*** Opening Extract ***

In a new Spring quarter course at the Stanford d.school, Designing Liberation Technologies, small interdisciplinary student teams will design new applications of mobile communication to improve access to health in Kenya. The course is an experimental collaboration between Stanford, the University of Nairobi, and the Nokia Africa Research Center.
As with other d.school courses, the emphasis is on developing new designs through understanding and empathy with the people and settings for which the innovations are intended. When the students and the potential users are continents apart (both geographically and culturally), this presents many challenges. In this course, we will be experimenting with methods for collaboration with researchers and students in Kenya. Their activities will provide a basis of local understanding, both for initial need finding and for testing out the ideas that are generated.
Student teams from the School of Information and Computer Technology at the University of Nairobi will start the design process by going into health provision sites where they anticipate that there will be opportunities for innovations. Through ethnographic and contextual studies, they will develop an understanding of the possibilities and the problems. They will communicate a set of design challenges based on their findings back to the Stanford students, who will then develop initial design concepts. In an interactive process throughout the quarter, we will take advantage of computer communication to enable local input for critique and testing as prototypes are developed.

*** Closing Extract ***
*** Opening Raw data ***

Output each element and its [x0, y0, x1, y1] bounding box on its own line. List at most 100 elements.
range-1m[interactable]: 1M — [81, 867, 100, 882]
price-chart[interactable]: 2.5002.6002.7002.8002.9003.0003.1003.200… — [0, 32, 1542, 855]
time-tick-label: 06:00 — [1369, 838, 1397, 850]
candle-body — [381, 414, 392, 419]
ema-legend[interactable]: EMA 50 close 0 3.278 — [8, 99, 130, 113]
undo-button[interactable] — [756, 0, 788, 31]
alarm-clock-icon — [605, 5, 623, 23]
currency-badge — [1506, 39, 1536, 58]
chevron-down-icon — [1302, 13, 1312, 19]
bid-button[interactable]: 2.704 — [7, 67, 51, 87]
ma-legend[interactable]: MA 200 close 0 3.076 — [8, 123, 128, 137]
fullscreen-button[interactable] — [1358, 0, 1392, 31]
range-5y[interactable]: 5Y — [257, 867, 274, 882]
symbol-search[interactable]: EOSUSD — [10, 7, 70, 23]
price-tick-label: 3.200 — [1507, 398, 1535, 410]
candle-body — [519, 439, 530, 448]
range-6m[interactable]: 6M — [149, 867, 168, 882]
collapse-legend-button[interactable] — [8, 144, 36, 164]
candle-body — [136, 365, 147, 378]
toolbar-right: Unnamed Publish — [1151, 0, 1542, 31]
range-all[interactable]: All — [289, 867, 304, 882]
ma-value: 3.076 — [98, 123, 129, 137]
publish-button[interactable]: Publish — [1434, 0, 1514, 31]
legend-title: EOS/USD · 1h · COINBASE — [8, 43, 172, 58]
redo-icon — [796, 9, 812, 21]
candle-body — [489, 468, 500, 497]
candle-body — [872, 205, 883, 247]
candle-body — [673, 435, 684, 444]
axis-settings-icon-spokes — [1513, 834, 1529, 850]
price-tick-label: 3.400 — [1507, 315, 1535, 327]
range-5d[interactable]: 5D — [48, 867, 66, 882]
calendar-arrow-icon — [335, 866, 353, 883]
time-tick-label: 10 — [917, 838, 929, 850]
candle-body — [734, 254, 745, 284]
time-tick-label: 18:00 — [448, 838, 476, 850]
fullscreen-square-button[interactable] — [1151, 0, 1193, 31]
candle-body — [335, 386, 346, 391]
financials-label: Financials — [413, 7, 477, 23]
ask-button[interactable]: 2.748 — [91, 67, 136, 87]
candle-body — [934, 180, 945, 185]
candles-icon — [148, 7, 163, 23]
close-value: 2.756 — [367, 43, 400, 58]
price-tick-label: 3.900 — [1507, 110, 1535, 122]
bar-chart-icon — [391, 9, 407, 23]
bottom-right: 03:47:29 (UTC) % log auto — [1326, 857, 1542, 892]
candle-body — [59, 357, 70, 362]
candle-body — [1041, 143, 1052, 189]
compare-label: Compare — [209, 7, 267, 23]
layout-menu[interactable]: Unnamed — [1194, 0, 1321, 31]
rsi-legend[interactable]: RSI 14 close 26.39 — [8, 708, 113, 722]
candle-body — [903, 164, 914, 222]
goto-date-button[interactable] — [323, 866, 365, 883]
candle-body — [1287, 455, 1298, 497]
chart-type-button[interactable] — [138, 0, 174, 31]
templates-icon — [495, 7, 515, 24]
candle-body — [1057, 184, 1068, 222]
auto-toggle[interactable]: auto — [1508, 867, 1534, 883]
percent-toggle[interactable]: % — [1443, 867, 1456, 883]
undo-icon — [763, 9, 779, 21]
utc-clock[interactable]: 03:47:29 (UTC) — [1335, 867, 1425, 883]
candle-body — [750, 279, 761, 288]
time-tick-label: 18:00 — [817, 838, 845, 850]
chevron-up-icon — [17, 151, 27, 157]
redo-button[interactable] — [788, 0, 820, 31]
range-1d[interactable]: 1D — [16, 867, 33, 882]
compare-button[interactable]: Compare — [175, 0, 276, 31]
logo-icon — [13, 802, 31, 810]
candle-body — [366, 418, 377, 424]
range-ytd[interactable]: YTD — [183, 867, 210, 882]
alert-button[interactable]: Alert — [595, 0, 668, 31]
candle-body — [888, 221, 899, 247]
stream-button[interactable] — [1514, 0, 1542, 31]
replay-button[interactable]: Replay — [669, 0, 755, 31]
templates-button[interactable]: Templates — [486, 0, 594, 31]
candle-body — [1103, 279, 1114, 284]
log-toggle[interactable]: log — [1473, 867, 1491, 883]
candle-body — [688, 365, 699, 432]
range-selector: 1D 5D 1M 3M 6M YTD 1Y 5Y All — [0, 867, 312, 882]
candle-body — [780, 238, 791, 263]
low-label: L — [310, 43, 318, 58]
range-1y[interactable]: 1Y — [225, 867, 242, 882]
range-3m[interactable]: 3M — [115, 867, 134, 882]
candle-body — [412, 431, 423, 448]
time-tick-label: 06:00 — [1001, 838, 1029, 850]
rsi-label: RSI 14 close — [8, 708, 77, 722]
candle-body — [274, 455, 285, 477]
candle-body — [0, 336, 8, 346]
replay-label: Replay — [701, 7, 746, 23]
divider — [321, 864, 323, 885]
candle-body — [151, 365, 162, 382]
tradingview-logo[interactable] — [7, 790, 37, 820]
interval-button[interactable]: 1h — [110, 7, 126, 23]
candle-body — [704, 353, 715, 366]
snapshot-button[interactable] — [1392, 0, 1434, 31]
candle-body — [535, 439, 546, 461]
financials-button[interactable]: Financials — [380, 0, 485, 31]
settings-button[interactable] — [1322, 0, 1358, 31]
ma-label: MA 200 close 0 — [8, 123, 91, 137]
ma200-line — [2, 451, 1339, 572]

*** Closing Raw data ***

What needs to be done: Translate this sentence from the course description into Spanish: "The course is an experimental collaboration between Stanford, the University of Nairobi, and the Nokia Africa Research Center." The material after the course description comes from a separate source.

Exercise output: El curso es una colaboración experimental entre Stanford, la Universidad de Nairobi y el Nokia Africa Research Center.